> [Task to carry out]:
Write out the material exactly. Do not include the pictures.

------------------------

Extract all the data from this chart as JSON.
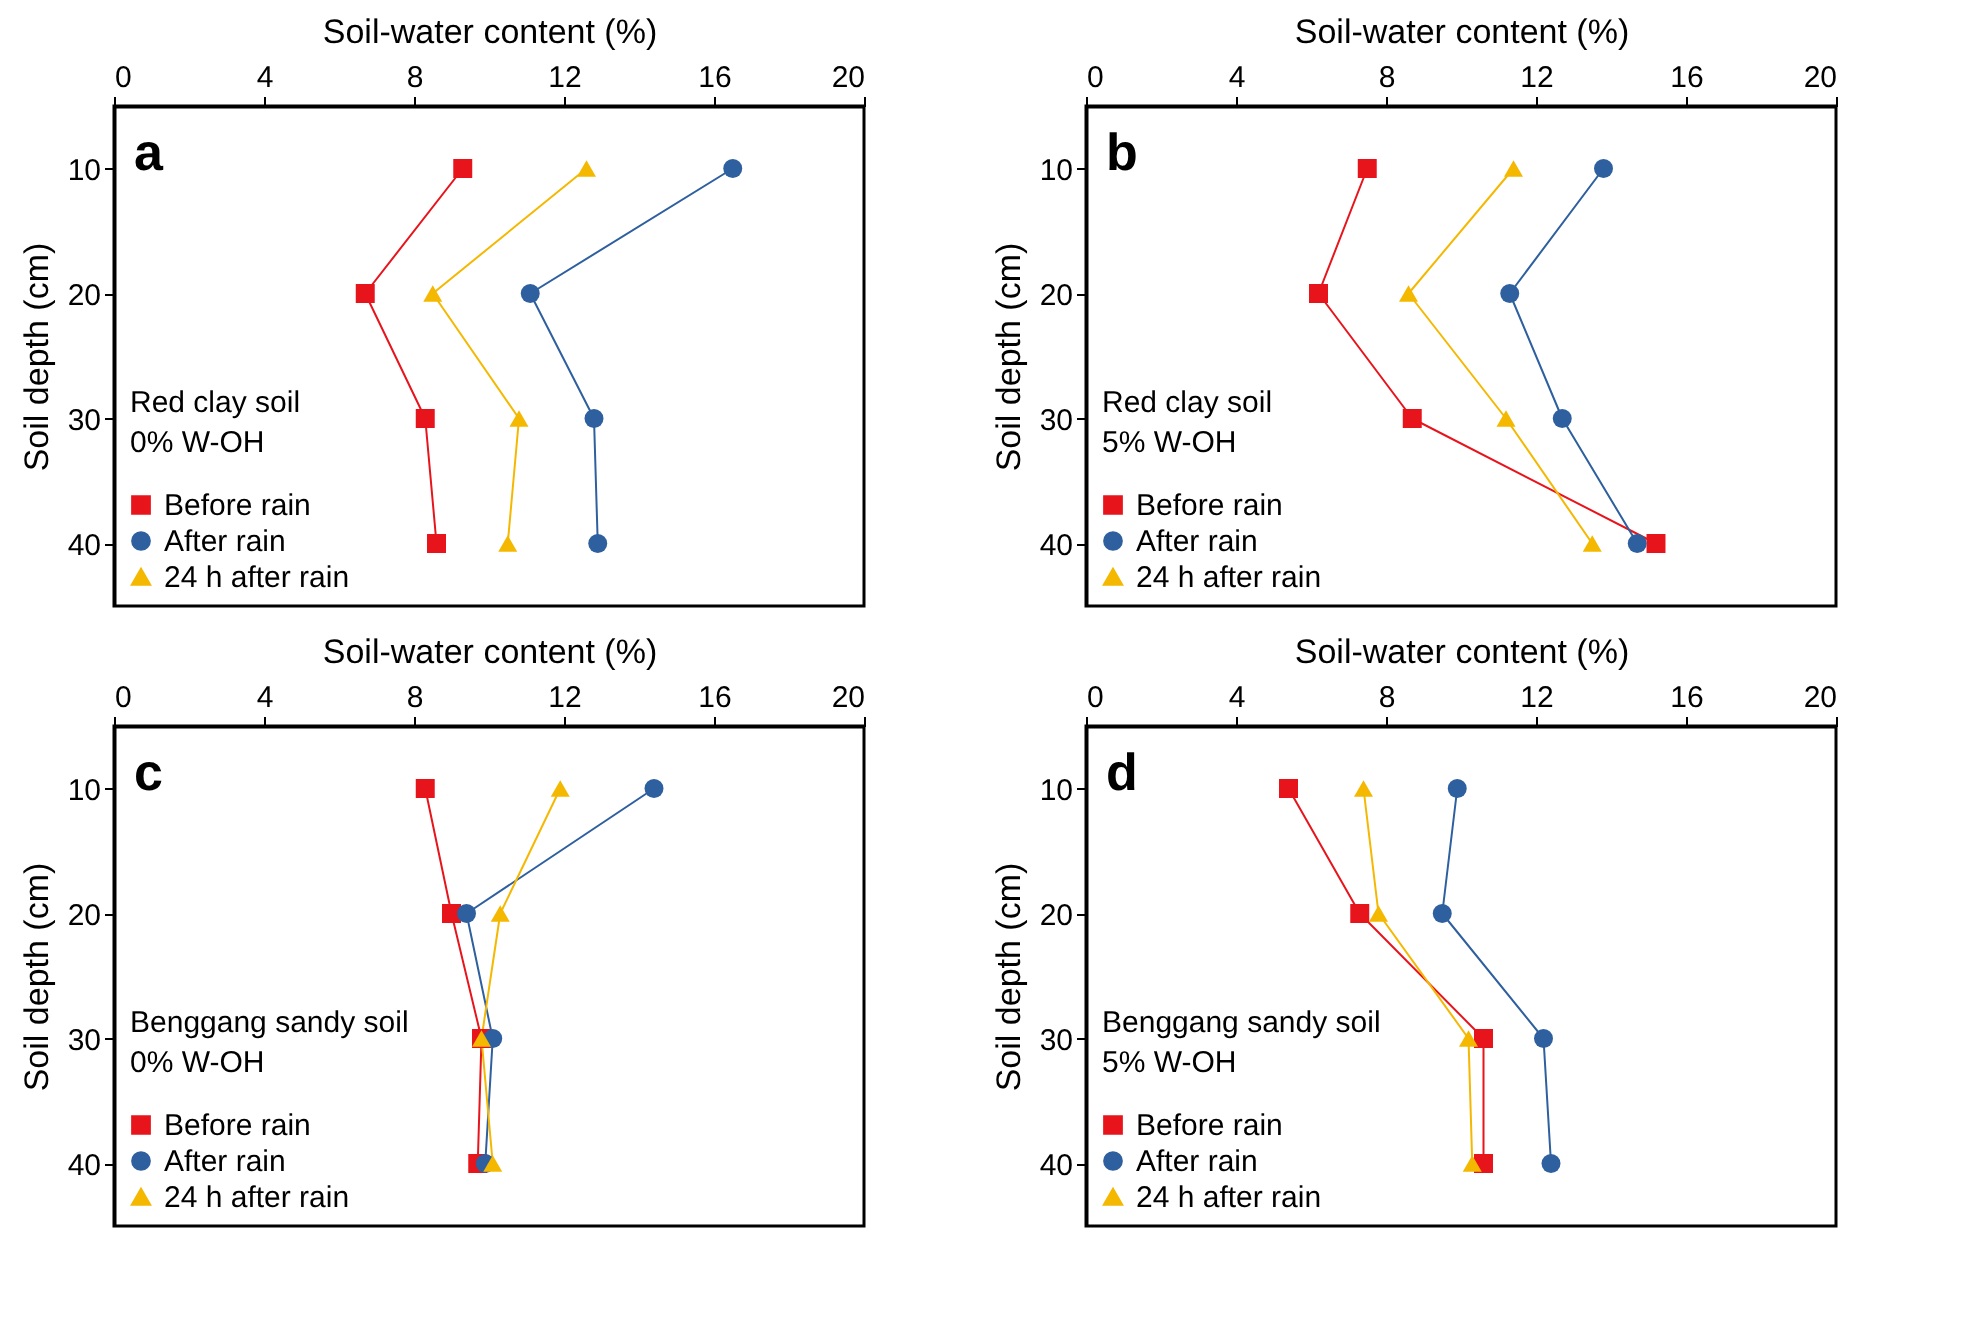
{
  "chart_data": [
    {
      "type": "line",
      "xlabel": "Soil-water content (%)",
      "ylabel": "Soil depth (cm)",
      "annotations": [
        "a",
        "Red clay soil",
        "0% W-OH"
      ],
      "xlim": [
        0,
        20
      ],
      "ylim": [
        45,
        5
      ],
      "xticks": [
        0,
        4,
        8,
        12,
        16,
        20
      ],
      "yticks": [
        10,
        20,
        30,
        40
      ],
      "grid": false,
      "legend": "bottom left",
      "line_style": "solid",
      "series": [
        {
          "name": "Before rain",
          "color": "#e8141c",
          "marker": "square",
          "x": [
            9.3,
            6.7,
            8.3,
            8.6
          ],
          "values": [
            10,
            20,
            30,
            40
          ]
        },
        {
          "name": "After rain",
          "color": "#2e5f9e",
          "marker": "circle",
          "x": [
            16.5,
            11.1,
            12.8,
            12.9
          ],
          "values": [
            10,
            20,
            30,
            40
          ]
        },
        {
          "name": "24 h after rain",
          "color": "#f5b800",
          "marker": "triangle",
          "x": [
            12.6,
            8.5,
            10.8,
            10.5
          ],
          "values": [
            10,
            20,
            30,
            40
          ]
        }
      ]
    },
    {
      "type": "line",
      "xlabel": "Soil-water content (%)",
      "ylabel": "Soil depth (cm)",
      "annotations": [
        "b",
        "Red clay soil",
        "5% W-OH"
      ],
      "xlim": [
        0,
        20
      ],
      "ylim": [
        45,
        5
      ],
      "xticks": [
        0,
        4,
        8,
        12,
        16,
        20
      ],
      "yticks": [
        10,
        20,
        30,
        40
      ],
      "grid": false,
      "legend": "bottom left",
      "line_style": "solid",
      "series": [
        {
          "name": "Before rain",
          "color": "#e8141c",
          "marker": "square",
          "x": [
            7.5,
            6.2,
            8.7,
            15.2
          ],
          "values": [
            10,
            20,
            30,
            40
          ]
        },
        {
          "name": "After rain",
          "color": "#2e5f9e",
          "marker": "circle",
          "x": [
            13.8,
            11.3,
            12.7,
            14.7
          ],
          "values": [
            10,
            20,
            30,
            40
          ]
        },
        {
          "name": "24 h after rain",
          "color": "#f5b800",
          "marker": "triangle",
          "x": [
            11.4,
            8.6,
            11.2,
            13.5
          ],
          "values": [
            10,
            20,
            30,
            40
          ]
        }
      ]
    },
    {
      "type": "line",
      "xlabel": "Soil-water content (%)",
      "ylabel": "Soil depth (cm)",
      "annotations": [
        "c",
        "Benggang sandy soil",
        "0% W-OH"
      ],
      "xlim": [
        0,
        20
      ],
      "ylim": [
        45,
        5
      ],
      "xticks": [
        0,
        4,
        8,
        12,
        16,
        20
      ],
      "yticks": [
        10,
        20,
        30,
        40
      ],
      "grid": false,
      "legend": "bottom left",
      "line_style": "solid",
      "series": [
        {
          "name": "Before rain",
          "color": "#e8141c",
          "marker": "square",
          "x": [
            8.3,
            9.0,
            9.8,
            9.7
          ],
          "values": [
            10,
            20,
            30,
            40
          ]
        },
        {
          "name": "After rain",
          "color": "#2e5f9e",
          "marker": "circle",
          "x": [
            14.4,
            9.4,
            10.1,
            9.9
          ],
          "values": [
            10,
            20,
            30,
            40
          ]
        },
        {
          "name": "24 h after rain",
          "color": "#f5b800",
          "marker": "triangle",
          "x": [
            11.9,
            10.3,
            9.8,
            10.1
          ],
          "values": [
            10,
            20,
            30,
            40
          ]
        }
      ]
    },
    {
      "type": "line",
      "xlabel": "Soil-water content (%)",
      "ylabel": "Soil depth (cm)",
      "annotations": [
        "d",
        "Benggang sandy soil",
        "5% W-OH"
      ],
      "xlim": [
        0,
        20
      ],
      "ylim": [
        45,
        5
      ],
      "xticks": [
        0,
        4,
        8,
        12,
        16,
        20
      ],
      "yticks": [
        10,
        20,
        30,
        40
      ],
      "grid": false,
      "legend": "bottom left",
      "line_style": "solid",
      "series": [
        {
          "name": "Before rain",
          "color": "#e8141c",
          "marker": "square",
          "x": [
            5.4,
            7.3,
            10.6,
            10.6
          ],
          "values": [
            10,
            20,
            30,
            40
          ]
        },
        {
          "name": "After rain",
          "color": "#2e5f9e",
          "marker": "circle",
          "x": [
            9.9,
            9.5,
            12.2,
            12.4
          ],
          "values": [
            10,
            20,
            30,
            40
          ]
        },
        {
          "name": "24 h after rain",
          "color": "#f5b800",
          "marker": "triangle",
          "x": [
            7.4,
            7.8,
            10.2,
            10.3
          ],
          "values": [
            10,
            20,
            30,
            40
          ]
        }
      ]
    }
  ]
}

------------------------

> [Result]:
Extract all the data from this chart as JSON.
{
  "chart_data": [
    {
      "type": "line",
      "xlabel": "Soil-water content (%)",
      "ylabel": "Soil depth (cm)",
      "annotations": [
        "a",
        "Red clay soil",
        "0% W-OH"
      ],
      "xlim": [
        0,
        20
      ],
      "ylim": [
        45,
        5
      ],
      "xticks": [
        0,
        4,
        8,
        12,
        16,
        20
      ],
      "yticks": [
        10,
        20,
        30,
        40
      ],
      "grid": false,
      "legend": "bottom left",
      "line_style": "solid",
      "series": [
        {
          "name": "Before rain",
          "color": "#e8141c",
          "marker": "square",
          "x": [
            9.3,
            6.7,
            8.3,
            8.6
          ],
          "values": [
            10,
            20,
            30,
            40
          ]
        },
        {
          "name": "After rain",
          "color": "#2e5f9e",
          "marker": "circle",
          "x": [
            16.5,
            11.1,
            12.8,
            12.9
          ],
          "values": [
            10,
            20,
            30,
            40
          ]
        },
        {
          "name": "24 h after rain",
          "color": "#f5b800",
          "marker": "triangle",
          "x": [
            12.6,
            8.5,
            10.8,
            10.5
          ],
          "values": [
            10,
            20,
            30,
            40
          ]
        }
      ]
    },
    {
      "type": "line",
      "xlabel": "Soil-water content (%)",
      "ylabel": "Soil depth (cm)",
      "annotations": [
        "b",
        "Red clay soil",
        "5% W-OH"
      ],
      "xlim": [
        0,
        20
      ],
      "ylim": [
        45,
        5
      ],
      "xticks": [
        0,
        4,
        8,
        12,
        16,
        20
      ],
      "yticks": [
        10,
        20,
        30,
        40
      ],
      "grid": false,
      "legend": "bottom left",
      "line_style": "solid",
      "series": [
        {
          "name": "Before rain",
          "color": "#e8141c",
          "marker": "square",
          "x": [
            7.5,
            6.2,
            8.7,
            15.2
          ],
          "values": [
            10,
            20,
            30,
            40
          ]
        },
        {
          "name": "After rain",
          "color": "#2e5f9e",
          "marker": "circle",
          "x": [
            13.8,
            11.3,
            12.7,
            14.7
          ],
          "values": [
            10,
            20,
            30,
            40
          ]
        },
        {
          "name": "24 h after rain",
          "color": "#f5b800",
          "marker": "triangle",
          "x": [
            11.4,
            8.6,
            11.2,
            13.5
          ],
          "values": [
            10,
            20,
            30,
            40
          ]
        }
      ]
    },
    {
      "type": "line",
      "xlabel": "Soil-water content (%)",
      "ylabel": "Soil depth (cm)",
      "annotations": [
        "c",
        "Benggang sandy soil",
        "0% W-OH"
      ],
      "xlim": [
        0,
        20
      ],
      "ylim": [
        45,
        5
      ],
      "xticks": [
        0,
        4,
        8,
        12,
        16,
        20
      ],
      "yticks": [
        10,
        20,
        30,
        40
      ],
      "grid": false,
      "legend": "bottom left",
      "line_style": "solid",
      "series": [
        {
          "name": "Before rain",
          "color": "#e8141c",
          "marker": "square",
          "x": [
            8.3,
            9.0,
            9.8,
            9.7
          ],
          "values": [
            10,
            20,
            30,
            40
          ]
        },
        {
          "name": "After rain",
          "color": "#2e5f9e",
          "marker": "circle",
          "x": [
            14.4,
            9.4,
            10.1,
            9.9
          ],
          "values": [
            10,
            20,
            30,
            40
          ]
        },
        {
          "name": "24 h after rain",
          "color": "#f5b800",
          "marker": "triangle",
          "x": [
            11.9,
            10.3,
            9.8,
            10.1
          ],
          "values": [
            10,
            20,
            30,
            40
          ]
        }
      ]
    },
    {
      "type": "line",
      "xlabel": "Soil-water content (%)",
      "ylabel": "Soil depth (cm)",
      "annotations": [
        "d",
        "Benggang sandy soil",
        "5% W-OH"
      ],
      "xlim": [
        0,
        20
      ],
      "ylim": [
        45,
        5
      ],
      "xticks": [
        0,
        4,
        8,
        12,
        16,
        20
      ],
      "yticks": [
        10,
        20,
        30,
        40
      ],
      "grid": false,
      "legend": "bottom left",
      "line_style": "solid",
      "series": [
        {
          "name": "Before rain",
          "color": "#e8141c",
          "marker": "square",
          "x": [
            5.4,
            7.3,
            10.6,
            10.6
          ],
          "values": [
            10,
            20,
            30,
            40
          ]
        },
        {
          "name": "After rain",
          "color": "#2e5f9e",
          "marker": "circle",
          "x": [
            9.9,
            9.5,
            12.2,
            12.4
          ],
          "values": [
            10,
            20,
            30,
            40
          ]
        },
        {
          "name": "24 h after rain",
          "color": "#f5b800",
          "marker": "triangle",
          "x": [
            7.4,
            7.8,
            10.2,
            10.3
          ],
          "values": [
            10,
            20,
            30,
            40
          ]
        }
      ]
    }
  ]
}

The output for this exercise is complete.